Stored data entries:
++++++++

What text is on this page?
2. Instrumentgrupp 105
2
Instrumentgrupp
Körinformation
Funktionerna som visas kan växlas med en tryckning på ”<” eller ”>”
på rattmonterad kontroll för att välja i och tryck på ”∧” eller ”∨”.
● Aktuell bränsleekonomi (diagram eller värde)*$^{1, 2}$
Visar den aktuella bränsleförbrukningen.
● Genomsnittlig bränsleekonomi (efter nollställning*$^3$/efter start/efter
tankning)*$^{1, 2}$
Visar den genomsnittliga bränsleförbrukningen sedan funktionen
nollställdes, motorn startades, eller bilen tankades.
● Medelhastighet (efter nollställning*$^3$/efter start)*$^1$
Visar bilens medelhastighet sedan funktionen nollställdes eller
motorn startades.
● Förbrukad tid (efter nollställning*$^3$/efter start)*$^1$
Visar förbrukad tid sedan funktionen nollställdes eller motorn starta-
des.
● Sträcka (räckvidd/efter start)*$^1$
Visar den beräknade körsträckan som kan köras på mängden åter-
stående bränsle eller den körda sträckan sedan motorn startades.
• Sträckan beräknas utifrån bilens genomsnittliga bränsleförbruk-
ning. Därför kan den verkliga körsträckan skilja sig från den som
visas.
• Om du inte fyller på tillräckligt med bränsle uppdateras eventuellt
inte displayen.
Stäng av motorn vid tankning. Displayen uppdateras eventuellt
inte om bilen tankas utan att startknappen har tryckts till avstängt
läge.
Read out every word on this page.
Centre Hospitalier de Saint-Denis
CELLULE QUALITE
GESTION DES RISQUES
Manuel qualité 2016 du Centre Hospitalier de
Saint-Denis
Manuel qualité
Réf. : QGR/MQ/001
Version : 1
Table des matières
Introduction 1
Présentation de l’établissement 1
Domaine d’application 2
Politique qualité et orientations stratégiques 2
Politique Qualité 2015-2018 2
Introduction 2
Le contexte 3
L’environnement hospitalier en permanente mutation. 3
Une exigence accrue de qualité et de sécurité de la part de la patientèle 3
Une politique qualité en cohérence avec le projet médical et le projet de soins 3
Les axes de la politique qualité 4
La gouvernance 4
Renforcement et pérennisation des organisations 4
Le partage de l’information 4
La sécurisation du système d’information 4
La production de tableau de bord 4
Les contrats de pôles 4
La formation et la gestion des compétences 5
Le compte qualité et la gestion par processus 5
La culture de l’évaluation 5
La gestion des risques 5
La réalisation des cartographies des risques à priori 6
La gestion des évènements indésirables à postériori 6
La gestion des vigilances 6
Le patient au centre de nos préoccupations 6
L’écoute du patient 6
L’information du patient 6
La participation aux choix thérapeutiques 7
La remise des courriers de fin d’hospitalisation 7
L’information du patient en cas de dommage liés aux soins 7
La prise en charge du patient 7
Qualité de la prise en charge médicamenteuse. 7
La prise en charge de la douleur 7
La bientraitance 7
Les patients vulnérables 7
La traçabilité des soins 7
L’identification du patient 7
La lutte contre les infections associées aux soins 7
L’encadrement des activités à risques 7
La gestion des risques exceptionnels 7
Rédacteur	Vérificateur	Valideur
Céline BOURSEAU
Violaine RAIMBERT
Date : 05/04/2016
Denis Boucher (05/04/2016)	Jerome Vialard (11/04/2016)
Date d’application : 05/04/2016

++++++++

Every line of the entries above that holds "Denis" should be copied out.

Centre Hospitalier de Saint-Denis
Saint-Denis
Denis Boucher (05/04/2016)	Jerome Vialard (11/04/2016)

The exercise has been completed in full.